Work required:
All lines featuring the string "this" are to be listed.

---- Data lines

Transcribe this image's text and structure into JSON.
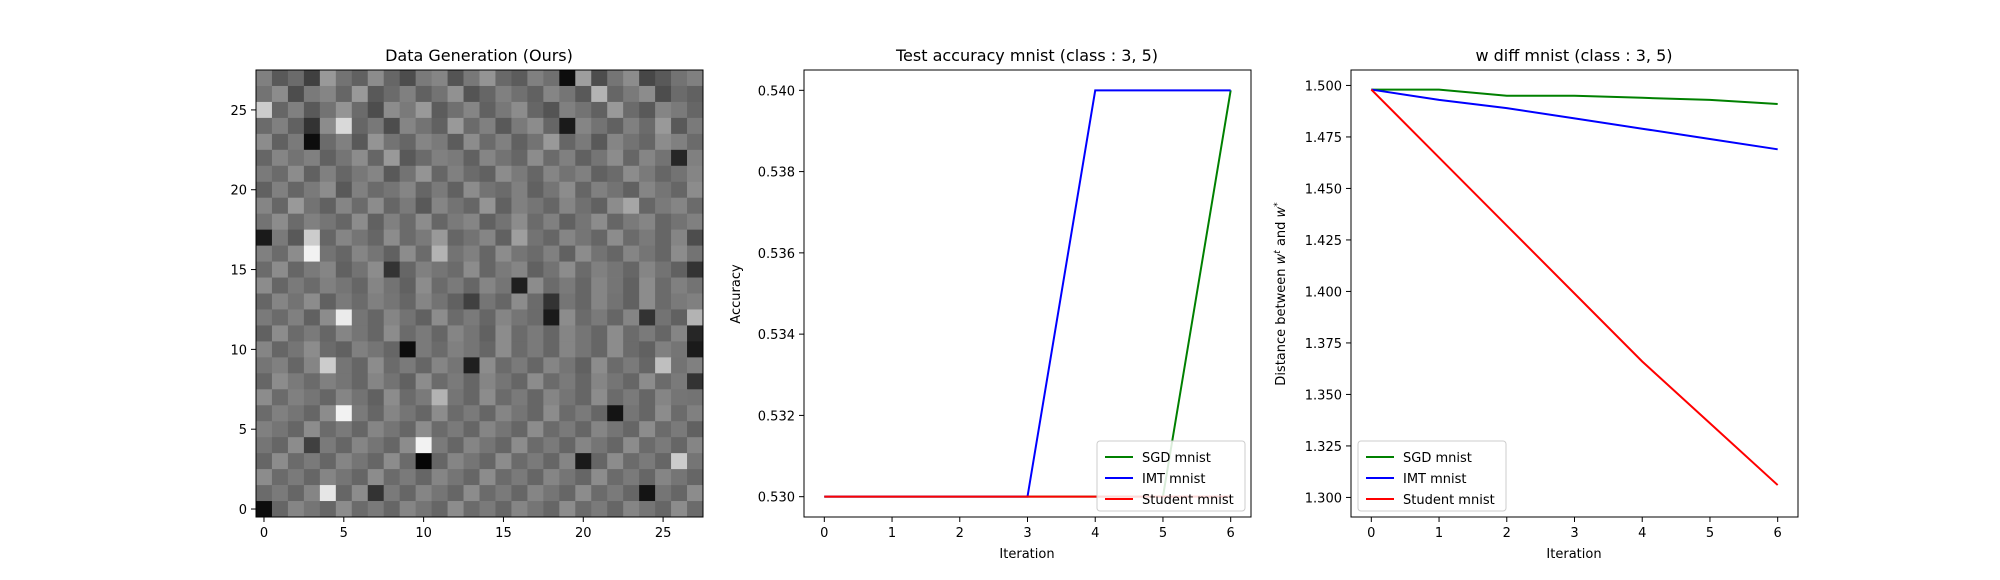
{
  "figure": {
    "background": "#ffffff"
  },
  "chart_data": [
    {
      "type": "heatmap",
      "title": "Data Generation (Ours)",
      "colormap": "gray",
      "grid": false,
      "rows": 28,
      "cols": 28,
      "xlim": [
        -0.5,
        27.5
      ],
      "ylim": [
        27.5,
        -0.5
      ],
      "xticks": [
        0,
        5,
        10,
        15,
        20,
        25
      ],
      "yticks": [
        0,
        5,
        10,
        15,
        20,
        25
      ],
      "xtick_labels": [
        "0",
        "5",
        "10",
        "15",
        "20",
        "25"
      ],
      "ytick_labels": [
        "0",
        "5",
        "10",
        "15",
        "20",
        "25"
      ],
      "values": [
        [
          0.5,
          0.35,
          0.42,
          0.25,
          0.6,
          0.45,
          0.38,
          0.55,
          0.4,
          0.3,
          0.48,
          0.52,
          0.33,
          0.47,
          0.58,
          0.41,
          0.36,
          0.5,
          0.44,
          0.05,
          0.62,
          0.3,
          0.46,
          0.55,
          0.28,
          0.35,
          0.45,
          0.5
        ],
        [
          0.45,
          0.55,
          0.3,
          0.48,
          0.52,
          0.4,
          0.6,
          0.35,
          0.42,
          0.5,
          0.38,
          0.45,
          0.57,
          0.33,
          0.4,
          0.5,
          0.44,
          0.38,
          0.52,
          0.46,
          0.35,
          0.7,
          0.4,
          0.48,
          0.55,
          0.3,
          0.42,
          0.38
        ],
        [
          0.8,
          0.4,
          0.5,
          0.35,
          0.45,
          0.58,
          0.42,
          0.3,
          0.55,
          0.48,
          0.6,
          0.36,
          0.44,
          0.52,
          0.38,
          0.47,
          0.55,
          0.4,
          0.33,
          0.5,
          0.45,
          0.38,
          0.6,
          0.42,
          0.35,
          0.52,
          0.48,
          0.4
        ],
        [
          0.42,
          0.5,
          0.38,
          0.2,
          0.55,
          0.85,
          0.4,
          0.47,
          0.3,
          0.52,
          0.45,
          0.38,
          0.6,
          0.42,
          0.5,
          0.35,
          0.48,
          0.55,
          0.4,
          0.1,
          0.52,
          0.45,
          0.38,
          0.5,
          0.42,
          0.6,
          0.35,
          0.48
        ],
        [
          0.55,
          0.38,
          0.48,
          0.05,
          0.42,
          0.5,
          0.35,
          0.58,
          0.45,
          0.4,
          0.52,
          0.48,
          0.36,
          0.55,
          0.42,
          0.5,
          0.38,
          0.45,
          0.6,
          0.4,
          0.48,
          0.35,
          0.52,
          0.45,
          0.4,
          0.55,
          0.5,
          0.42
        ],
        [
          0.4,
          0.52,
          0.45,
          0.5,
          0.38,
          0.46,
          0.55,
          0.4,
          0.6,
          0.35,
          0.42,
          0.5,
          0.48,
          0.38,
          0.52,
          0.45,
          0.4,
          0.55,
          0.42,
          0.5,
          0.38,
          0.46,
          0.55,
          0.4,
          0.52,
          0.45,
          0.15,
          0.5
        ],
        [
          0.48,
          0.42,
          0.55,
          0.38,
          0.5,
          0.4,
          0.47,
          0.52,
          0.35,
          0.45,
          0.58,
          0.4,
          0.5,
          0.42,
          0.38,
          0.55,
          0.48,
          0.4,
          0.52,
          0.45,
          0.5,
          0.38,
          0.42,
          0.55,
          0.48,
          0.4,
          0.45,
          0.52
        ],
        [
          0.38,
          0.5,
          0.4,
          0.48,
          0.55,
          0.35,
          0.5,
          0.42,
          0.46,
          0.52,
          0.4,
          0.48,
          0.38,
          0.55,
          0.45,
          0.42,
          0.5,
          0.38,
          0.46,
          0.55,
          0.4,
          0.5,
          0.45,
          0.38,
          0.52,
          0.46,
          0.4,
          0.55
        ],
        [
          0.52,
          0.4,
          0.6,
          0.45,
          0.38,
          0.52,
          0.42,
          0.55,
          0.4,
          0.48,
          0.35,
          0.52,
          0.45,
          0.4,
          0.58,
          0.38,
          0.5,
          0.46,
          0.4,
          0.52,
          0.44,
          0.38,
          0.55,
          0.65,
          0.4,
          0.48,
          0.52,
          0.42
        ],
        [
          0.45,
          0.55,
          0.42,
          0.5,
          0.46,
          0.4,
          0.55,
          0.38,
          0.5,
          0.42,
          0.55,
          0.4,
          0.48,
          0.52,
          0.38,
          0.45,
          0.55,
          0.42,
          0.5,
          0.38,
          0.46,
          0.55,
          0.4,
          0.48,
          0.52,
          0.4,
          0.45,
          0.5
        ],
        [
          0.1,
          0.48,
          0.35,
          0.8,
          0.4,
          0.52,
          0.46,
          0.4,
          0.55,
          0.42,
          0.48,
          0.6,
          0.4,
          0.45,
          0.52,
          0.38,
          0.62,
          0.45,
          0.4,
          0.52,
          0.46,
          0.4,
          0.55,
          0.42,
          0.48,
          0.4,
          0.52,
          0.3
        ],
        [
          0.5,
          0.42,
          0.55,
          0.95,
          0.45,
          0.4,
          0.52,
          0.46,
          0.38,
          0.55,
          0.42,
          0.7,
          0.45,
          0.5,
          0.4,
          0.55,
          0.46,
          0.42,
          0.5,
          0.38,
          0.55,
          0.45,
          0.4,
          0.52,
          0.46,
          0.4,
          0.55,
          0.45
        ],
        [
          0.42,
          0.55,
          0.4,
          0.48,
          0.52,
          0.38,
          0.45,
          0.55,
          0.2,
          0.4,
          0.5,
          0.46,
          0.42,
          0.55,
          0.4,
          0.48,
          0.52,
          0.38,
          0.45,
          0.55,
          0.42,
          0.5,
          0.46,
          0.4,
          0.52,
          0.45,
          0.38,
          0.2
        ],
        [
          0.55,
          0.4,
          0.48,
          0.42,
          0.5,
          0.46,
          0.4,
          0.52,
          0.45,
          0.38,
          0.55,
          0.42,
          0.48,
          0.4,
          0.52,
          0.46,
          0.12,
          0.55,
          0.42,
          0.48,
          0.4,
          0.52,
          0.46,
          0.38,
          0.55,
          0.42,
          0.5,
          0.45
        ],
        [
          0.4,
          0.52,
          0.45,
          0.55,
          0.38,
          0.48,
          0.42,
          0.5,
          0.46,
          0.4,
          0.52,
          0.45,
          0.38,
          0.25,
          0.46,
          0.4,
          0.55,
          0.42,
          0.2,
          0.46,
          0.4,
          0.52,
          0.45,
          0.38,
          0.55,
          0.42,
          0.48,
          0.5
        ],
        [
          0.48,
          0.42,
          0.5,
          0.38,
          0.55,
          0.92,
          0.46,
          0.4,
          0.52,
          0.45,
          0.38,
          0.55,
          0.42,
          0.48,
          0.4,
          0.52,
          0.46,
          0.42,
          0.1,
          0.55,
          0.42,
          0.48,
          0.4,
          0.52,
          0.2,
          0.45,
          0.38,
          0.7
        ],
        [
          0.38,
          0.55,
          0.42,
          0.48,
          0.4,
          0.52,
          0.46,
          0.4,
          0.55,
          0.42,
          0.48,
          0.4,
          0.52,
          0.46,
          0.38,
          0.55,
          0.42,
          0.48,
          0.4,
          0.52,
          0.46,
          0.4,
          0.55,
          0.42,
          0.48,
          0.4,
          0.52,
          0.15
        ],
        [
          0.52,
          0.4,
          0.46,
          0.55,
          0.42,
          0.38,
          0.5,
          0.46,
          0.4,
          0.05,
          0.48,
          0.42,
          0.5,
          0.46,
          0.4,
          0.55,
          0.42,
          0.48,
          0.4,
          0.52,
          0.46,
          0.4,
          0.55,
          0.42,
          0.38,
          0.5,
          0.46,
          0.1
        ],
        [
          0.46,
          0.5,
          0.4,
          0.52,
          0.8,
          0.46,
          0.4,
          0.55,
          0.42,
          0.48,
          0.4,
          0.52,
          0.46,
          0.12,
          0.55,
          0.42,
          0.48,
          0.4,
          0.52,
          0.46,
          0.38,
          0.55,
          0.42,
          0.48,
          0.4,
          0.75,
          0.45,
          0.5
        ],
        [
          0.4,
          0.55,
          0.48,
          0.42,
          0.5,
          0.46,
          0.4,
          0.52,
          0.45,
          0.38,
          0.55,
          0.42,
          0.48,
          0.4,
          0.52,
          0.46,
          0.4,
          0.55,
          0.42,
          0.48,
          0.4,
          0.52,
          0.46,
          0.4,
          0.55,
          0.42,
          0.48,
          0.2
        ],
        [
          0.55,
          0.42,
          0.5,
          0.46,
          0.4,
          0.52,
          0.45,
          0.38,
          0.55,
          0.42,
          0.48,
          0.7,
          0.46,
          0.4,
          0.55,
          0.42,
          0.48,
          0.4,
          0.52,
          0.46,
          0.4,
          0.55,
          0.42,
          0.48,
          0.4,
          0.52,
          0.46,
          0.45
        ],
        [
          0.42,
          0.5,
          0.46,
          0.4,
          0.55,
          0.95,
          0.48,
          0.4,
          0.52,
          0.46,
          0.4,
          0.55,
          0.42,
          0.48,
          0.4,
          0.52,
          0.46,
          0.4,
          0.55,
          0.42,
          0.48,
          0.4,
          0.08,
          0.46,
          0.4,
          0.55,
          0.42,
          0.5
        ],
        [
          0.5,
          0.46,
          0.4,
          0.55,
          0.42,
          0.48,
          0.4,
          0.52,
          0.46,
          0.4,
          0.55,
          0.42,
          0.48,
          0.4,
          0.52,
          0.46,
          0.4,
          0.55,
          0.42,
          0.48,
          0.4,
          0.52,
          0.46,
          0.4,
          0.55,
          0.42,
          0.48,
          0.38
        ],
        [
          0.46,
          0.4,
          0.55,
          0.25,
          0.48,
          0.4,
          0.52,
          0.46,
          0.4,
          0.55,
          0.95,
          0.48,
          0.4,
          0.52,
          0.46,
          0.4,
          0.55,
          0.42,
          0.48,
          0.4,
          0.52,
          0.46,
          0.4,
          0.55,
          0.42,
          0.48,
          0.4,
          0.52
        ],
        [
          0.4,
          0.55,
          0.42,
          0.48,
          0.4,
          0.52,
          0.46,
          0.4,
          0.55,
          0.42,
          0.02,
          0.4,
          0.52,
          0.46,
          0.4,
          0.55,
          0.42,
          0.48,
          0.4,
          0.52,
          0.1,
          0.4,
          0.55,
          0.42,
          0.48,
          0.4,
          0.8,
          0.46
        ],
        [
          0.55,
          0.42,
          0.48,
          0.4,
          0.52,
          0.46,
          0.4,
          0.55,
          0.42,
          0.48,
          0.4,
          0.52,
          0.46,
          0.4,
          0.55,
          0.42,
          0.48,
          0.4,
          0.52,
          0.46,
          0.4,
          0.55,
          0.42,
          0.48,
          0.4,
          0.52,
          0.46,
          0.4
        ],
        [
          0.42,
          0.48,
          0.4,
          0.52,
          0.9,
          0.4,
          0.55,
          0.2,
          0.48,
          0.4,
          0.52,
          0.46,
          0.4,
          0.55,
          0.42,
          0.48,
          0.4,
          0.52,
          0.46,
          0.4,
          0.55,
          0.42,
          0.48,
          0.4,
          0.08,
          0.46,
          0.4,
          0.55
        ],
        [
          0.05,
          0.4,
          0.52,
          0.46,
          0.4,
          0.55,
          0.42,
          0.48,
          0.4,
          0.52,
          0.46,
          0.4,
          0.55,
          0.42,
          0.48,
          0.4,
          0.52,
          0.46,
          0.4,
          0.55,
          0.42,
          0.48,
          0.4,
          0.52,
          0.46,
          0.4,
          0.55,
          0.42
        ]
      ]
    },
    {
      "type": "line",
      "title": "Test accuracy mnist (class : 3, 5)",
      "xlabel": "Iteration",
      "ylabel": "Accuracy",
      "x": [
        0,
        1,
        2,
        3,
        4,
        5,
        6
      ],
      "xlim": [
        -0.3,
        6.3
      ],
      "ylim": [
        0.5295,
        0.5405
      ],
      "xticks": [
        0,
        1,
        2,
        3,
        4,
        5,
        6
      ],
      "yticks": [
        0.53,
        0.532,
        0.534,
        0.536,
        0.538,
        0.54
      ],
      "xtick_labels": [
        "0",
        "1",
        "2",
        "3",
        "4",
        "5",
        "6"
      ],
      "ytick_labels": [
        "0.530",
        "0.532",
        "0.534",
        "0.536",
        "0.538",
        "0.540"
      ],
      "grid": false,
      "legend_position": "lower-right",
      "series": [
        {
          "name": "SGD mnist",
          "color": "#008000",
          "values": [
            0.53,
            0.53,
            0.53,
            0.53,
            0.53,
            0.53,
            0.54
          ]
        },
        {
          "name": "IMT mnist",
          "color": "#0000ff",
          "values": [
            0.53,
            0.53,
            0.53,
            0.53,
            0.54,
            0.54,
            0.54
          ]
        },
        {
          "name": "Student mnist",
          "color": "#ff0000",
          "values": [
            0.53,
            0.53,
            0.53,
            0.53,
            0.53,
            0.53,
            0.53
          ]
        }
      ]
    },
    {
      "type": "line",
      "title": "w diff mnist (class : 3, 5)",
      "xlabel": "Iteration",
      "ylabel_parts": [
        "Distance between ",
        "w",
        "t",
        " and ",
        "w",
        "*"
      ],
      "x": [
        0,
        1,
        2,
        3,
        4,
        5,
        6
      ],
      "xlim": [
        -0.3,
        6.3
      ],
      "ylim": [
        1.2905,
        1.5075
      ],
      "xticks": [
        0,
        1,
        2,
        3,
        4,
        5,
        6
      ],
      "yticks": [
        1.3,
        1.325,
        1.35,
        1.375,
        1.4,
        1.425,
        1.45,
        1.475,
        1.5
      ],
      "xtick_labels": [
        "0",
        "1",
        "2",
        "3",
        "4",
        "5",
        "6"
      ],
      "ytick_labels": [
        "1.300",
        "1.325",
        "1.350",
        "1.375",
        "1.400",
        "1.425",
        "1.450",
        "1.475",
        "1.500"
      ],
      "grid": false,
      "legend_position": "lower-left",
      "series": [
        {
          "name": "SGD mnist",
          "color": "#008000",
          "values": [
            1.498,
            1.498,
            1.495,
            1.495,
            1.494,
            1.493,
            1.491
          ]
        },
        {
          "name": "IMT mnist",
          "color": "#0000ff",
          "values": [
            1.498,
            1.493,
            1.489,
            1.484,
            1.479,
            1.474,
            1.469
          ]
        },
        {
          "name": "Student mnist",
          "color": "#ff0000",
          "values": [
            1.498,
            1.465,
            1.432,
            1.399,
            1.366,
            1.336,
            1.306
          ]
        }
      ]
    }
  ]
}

--------
---- Data lines

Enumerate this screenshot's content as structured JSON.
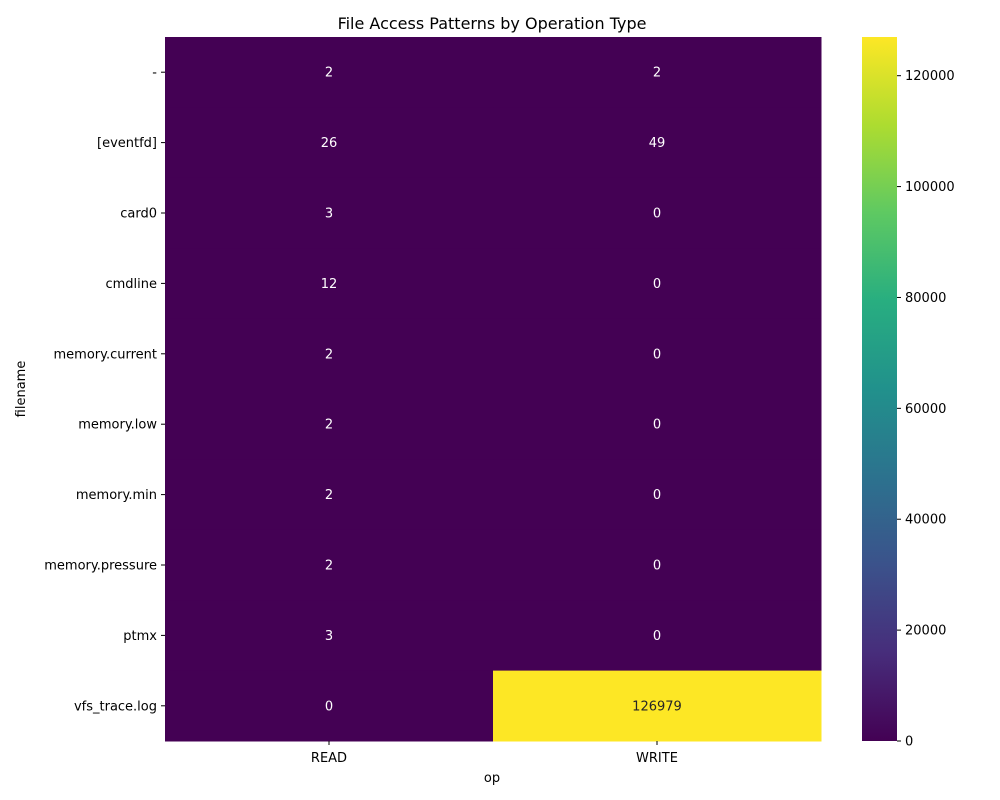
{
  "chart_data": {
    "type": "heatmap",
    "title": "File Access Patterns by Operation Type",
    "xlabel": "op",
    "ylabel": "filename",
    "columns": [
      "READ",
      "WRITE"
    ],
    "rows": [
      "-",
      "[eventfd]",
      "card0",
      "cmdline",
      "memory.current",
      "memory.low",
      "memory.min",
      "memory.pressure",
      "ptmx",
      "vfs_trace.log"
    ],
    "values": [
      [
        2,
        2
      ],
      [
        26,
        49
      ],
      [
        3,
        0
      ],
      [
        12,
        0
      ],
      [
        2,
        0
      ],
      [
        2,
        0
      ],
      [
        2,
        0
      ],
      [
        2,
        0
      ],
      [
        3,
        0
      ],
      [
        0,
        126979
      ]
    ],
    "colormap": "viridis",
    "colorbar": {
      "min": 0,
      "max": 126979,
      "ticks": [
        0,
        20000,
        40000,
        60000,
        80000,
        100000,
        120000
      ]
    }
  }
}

--------

The response:
Transcribe this image's text and structure into JSON.
Enumerate this screenshot's content as structured JSON.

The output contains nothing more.